▶ [Task instructions]: Omit every picture and return the rest of the data unaltered.

[Stored records]
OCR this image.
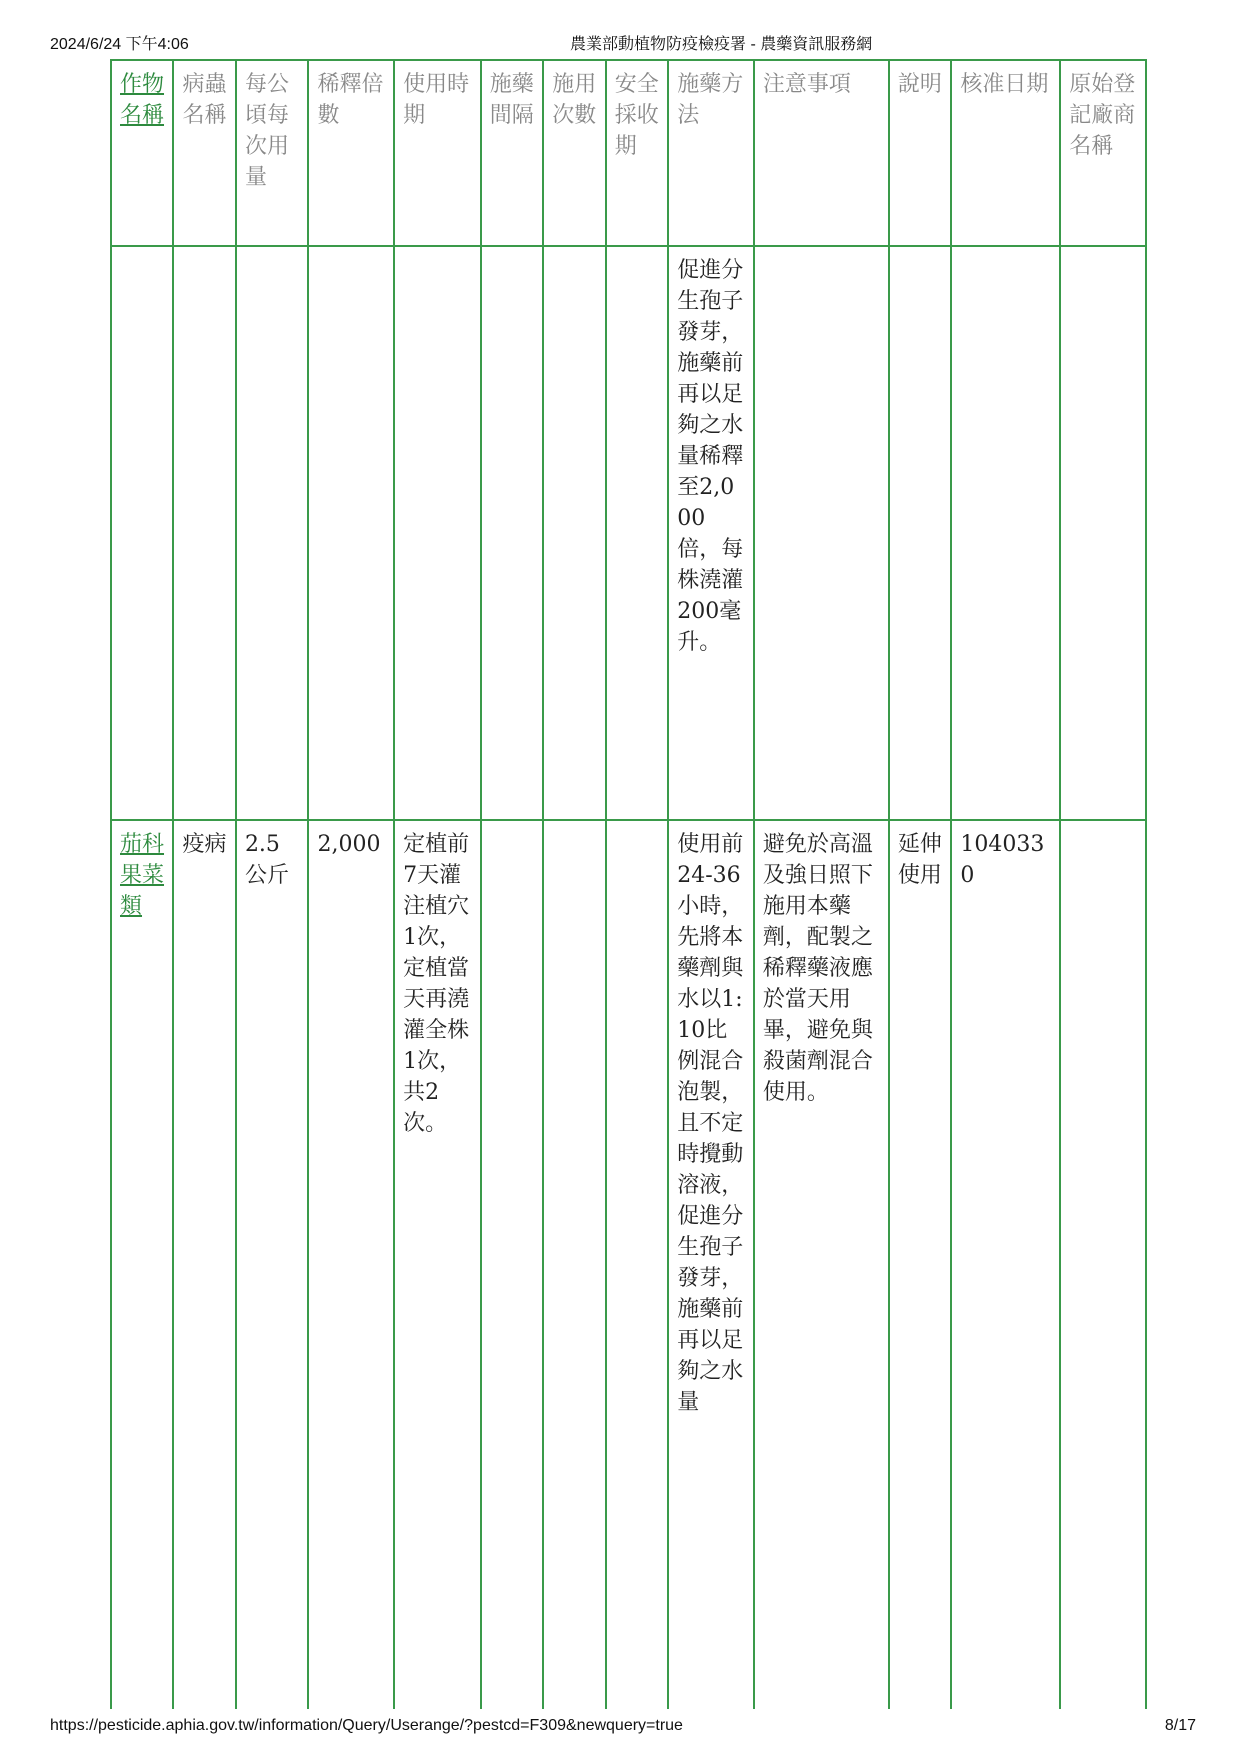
2024/6/24 下午4:06	農業部動植物防疫檢疫署 - 農藥資訊服務網
作物名稱	病蟲名稱	每公頃每次用量	稀釋倍數	使用時期	施藥間隔	施用次數	安全採收期	施藥方法	注意事項	說明	核准日期	原始登記廠商名稱
								促進分生孢子發芽，施藥前再以足夠之水量稀釋至2,000倍，每株澆灌200毫升。				
茄科果菜類	疫病	2.5公斤	2,000	定植前7天灌注植穴1次，定植當天再澆灌全株1次，共2次。				使用前24-36小時，先將本藥劑與水以1:10比例混合泡製，且不定時攪動溶液，促進分生孢子發芽，施藥前再以足夠之水量	避免於高溫及強日照下施用本藥劑，配製之稀釋藥液應於當天用畢，避免與殺菌劑混合使用。	延伸使用	1040330	
https://pesticide.aphia.gov.tw/information/Query/Userange/?pestcd=F309&newquery=true	8/17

▶ [The solution]:
OCR this image.
2024/6/24 下午4:06	農業部動植物防疫檢疫署 - 農藥資訊服務網
作物名稱	病蟲名稱	每公頃每次用量	稀釋倍數	使用時期	施藥間隔	施用次數	安全採收期	施藥方法	注意事項	說明	核准日期	原始登記廠商名稱
								促進分生孢子發芽，施藥前再以足夠之水量稀釋至2,000倍，每株澆灌200毫升。				
茄科果菜類	疫病	2.5公斤	2,000	定植前7天灌注植穴1次，定植當天再澆灌全株1次，共2次。				使用前24-36小時，先將本藥劑與水以1:10比例混合泡製，且不定時攪動溶液，促進分生孢子發芽，施藥前再以足夠之水量	避免於高溫及強日照下施用本藥劑，配製之稀釋藥液應於當天用畢，避免與殺菌劑混合使用。	延伸使用	1040330	
https://pesticide.aphia.gov.tw/information/Query/Userange/?pestcd=F309&newquery=true	8/17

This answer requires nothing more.